■ EXERCISE ■
Set down every entry again word for word, please, but skip the pictures.

■ RECORDS SHOWN ■
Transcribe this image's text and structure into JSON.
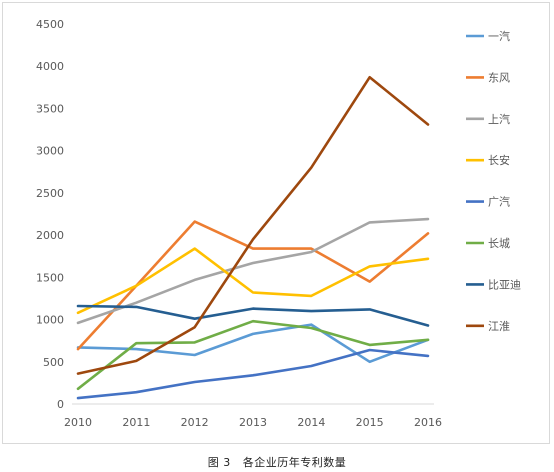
{
  "chart_data": {
    "type": "line",
    "title": "",
    "xlabel": "",
    "ylabel": "",
    "x": [
      2010,
      2011,
      2012,
      2013,
      2014,
      2015,
      2016
    ],
    "ylim": [
      0,
      4500
    ],
    "yticks": [
      0,
      500,
      1000,
      1500,
      2000,
      2500,
      3000,
      3500,
      4000,
      4500
    ],
    "grid": false,
    "legend_position": "right",
    "series": [
      {
        "name": "一汽",
        "color": "#5b9bd5",
        "values": [
          670,
          650,
          580,
          830,
          940,
          500,
          760
        ]
      },
      {
        "name": "东风",
        "color": "#ed7d31",
        "values": [
          650,
          1400,
          2160,
          1840,
          1840,
          1450,
          2020
        ]
      },
      {
        "name": "上汽",
        "color": "#a5a5a5",
        "values": [
          960,
          1200,
          1470,
          1670,
          1800,
          2150,
          2190
        ]
      },
      {
        "name": "长安",
        "color": "#ffc000",
        "values": [
          1080,
          1400,
          1840,
          1320,
          1280,
          1630,
          1720
        ]
      },
      {
        "name": "广汽",
        "color": "#4472c4",
        "values": [
          70,
          140,
          260,
          340,
          450,
          640,
          570
        ]
      },
      {
        "name": "长城",
        "color": "#70ad47",
        "values": [
          180,
          720,
          730,
          980,
          900,
          700,
          760
        ]
      },
      {
        "name": "比亚迪",
        "color": "#255e91",
        "values": [
          1160,
          1150,
          1010,
          1130,
          1100,
          1120,
          930
        ]
      },
      {
        "name": "江淮",
        "color": "#9e480e",
        "values": [
          360,
          510,
          910,
          1950,
          2800,
          3870,
          3310
        ]
      }
    ]
  },
  "caption": {
    "label": "图 3",
    "text": "各企业历年专利数量"
  }
}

■ SOLUTION TO THIS EXERCISE ■
Transcribe this image's text and structure into JSON.
{
  "chart_data": {
    "type": "line",
    "title": "",
    "xlabel": "",
    "ylabel": "",
    "x": [
      2010,
      2011,
      2012,
      2013,
      2014,
      2015,
      2016
    ],
    "ylim": [
      0,
      4500
    ],
    "yticks": [
      0,
      500,
      1000,
      1500,
      2000,
      2500,
      3000,
      3500,
      4000,
      4500
    ],
    "grid": false,
    "legend_position": "right",
    "series": [
      {
        "name": "一汽",
        "color": "#5b9bd5",
        "values": [
          670,
          650,
          580,
          830,
          940,
          500,
          760
        ]
      },
      {
        "name": "东风",
        "color": "#ed7d31",
        "values": [
          650,
          1400,
          2160,
          1840,
          1840,
          1450,
          2020
        ]
      },
      {
        "name": "上汽",
        "color": "#a5a5a5",
        "values": [
          960,
          1200,
          1470,
          1670,
          1800,
          2150,
          2190
        ]
      },
      {
        "name": "长安",
        "color": "#ffc000",
        "values": [
          1080,
          1400,
          1840,
          1320,
          1280,
          1630,
          1720
        ]
      },
      {
        "name": "广汽",
        "color": "#4472c4",
        "values": [
          70,
          140,
          260,
          340,
          450,
          640,
          570
        ]
      },
      {
        "name": "长城",
        "color": "#70ad47",
        "values": [
          180,
          720,
          730,
          980,
          900,
          700,
          760
        ]
      },
      {
        "name": "比亚迪",
        "color": "#255e91",
        "values": [
          1160,
          1150,
          1010,
          1130,
          1100,
          1120,
          930
        ]
      },
      {
        "name": "江淮",
        "color": "#9e480e",
        "values": [
          360,
          510,
          910,
          1950,
          2800,
          3870,
          3310
        ]
      }
    ]
  },
  "caption": {
    "label": "图 3",
    "text": "各企业历年专利数量"
  }
}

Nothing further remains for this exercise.